> TASK DETAILS: Select each line where the word "label" appears.

(Extracted data entries)
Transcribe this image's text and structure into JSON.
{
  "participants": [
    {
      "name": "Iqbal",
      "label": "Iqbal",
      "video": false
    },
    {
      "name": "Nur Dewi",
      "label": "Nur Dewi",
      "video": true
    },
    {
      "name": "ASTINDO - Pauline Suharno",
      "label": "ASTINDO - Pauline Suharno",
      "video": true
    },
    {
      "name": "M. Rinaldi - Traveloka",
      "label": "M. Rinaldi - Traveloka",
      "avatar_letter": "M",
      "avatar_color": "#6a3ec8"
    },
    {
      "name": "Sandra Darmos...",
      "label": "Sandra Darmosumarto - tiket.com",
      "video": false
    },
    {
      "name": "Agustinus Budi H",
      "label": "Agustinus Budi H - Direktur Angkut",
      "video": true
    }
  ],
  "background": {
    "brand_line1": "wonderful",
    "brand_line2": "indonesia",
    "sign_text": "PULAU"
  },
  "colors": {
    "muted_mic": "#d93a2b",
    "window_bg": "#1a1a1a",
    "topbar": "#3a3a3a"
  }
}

> RESULT OF THIS TASK:
      "label": "Iqbal",
      "label": "Nur Dewi",
      "label": "ASTINDO - Pauline Suharno",
      "label": "M. Rinaldi - Traveloka",
      "label": "Sandra Darmosumarto - tiket.com",
      "label": "Agustinus Budi H - Direktur Angkut",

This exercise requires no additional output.